■ THE REQUEST
Determine which lines contain the word "Sposo", then copy those lines.

## Start

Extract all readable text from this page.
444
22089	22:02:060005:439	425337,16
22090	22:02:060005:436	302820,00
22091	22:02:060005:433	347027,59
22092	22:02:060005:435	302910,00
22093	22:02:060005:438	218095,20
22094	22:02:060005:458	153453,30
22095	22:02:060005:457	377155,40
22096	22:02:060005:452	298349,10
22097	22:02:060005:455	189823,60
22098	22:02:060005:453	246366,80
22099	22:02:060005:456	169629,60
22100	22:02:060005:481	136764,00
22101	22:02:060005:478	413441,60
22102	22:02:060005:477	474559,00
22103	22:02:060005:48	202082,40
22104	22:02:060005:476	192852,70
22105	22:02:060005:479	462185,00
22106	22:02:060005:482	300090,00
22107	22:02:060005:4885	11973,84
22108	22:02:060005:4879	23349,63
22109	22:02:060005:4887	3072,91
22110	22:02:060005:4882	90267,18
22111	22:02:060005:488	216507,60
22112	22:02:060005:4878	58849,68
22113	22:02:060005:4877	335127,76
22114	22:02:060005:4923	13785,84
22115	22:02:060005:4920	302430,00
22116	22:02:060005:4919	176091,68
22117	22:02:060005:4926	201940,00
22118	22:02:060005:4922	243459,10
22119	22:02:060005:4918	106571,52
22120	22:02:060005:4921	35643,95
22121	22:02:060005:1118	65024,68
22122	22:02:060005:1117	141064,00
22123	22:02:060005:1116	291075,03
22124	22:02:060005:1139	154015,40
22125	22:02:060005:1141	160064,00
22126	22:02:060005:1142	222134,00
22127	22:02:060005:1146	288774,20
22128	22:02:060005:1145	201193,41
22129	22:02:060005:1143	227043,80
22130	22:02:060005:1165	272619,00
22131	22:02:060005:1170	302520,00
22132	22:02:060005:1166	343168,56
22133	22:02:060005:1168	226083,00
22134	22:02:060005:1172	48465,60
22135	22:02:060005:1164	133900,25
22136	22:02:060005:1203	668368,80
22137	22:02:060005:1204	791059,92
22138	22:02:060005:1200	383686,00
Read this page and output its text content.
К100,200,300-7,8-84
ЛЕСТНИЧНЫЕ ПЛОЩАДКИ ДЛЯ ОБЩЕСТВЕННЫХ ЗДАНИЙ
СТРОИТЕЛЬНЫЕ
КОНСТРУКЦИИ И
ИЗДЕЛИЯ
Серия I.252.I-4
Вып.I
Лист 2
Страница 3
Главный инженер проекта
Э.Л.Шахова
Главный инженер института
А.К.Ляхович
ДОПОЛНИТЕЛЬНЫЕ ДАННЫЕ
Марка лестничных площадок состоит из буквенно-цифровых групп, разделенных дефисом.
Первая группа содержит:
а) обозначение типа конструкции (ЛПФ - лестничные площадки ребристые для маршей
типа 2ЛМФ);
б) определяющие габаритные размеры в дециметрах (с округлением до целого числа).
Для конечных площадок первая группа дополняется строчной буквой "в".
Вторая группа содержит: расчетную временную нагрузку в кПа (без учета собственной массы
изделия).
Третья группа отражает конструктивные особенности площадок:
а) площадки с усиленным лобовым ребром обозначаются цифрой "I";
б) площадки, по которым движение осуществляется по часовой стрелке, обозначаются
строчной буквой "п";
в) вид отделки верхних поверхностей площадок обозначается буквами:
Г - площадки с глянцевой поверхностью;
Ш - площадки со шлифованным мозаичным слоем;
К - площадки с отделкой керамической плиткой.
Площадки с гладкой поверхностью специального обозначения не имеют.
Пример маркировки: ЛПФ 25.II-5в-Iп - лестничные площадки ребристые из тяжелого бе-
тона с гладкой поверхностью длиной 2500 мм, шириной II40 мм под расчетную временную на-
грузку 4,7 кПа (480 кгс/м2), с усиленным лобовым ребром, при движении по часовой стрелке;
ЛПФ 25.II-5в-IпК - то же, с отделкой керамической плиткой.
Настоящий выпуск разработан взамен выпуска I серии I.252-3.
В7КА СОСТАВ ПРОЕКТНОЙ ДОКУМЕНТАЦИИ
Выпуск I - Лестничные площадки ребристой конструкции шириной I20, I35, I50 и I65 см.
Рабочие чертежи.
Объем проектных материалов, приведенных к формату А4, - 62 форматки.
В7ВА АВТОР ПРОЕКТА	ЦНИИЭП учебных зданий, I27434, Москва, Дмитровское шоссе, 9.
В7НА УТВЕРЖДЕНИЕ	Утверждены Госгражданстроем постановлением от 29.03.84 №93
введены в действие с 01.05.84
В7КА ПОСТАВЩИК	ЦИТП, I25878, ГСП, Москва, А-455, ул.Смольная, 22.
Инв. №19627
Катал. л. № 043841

## End
## Start

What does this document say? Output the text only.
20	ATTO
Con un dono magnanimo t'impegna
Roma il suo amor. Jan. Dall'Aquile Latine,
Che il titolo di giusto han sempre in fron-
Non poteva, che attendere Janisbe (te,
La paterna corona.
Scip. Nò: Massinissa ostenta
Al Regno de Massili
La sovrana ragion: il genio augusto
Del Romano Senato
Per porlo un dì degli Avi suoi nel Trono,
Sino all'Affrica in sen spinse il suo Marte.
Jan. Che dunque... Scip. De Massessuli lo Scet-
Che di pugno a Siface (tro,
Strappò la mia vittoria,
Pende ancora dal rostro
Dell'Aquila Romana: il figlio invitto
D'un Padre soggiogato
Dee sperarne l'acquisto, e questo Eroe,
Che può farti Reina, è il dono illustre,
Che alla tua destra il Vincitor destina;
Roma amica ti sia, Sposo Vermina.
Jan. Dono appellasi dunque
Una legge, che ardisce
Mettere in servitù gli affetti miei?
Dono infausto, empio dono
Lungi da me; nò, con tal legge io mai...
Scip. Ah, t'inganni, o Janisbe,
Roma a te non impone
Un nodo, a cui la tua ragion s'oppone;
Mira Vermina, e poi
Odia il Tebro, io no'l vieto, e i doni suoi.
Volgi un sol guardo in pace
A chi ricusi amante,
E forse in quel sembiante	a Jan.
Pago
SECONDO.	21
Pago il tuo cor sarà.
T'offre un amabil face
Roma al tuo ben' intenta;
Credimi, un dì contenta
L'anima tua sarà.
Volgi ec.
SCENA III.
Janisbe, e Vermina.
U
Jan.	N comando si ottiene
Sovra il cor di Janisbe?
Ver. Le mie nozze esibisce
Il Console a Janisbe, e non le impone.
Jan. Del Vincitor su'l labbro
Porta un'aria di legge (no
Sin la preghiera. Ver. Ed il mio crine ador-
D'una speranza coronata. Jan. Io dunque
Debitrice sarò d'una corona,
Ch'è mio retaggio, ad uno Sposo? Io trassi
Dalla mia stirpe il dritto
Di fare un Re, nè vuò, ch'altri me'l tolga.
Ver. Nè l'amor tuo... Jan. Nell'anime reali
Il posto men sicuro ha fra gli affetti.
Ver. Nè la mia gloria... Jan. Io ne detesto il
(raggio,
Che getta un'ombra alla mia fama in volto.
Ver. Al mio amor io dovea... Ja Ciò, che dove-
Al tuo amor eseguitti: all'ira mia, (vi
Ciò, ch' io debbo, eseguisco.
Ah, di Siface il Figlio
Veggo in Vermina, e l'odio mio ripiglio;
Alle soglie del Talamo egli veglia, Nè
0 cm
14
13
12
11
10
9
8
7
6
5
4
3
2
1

## End

■ THE RESULT
Roma amica ti sia, Sposo Vermina.
Ch'è mio retaggio, ad uno Sposo? Io trassi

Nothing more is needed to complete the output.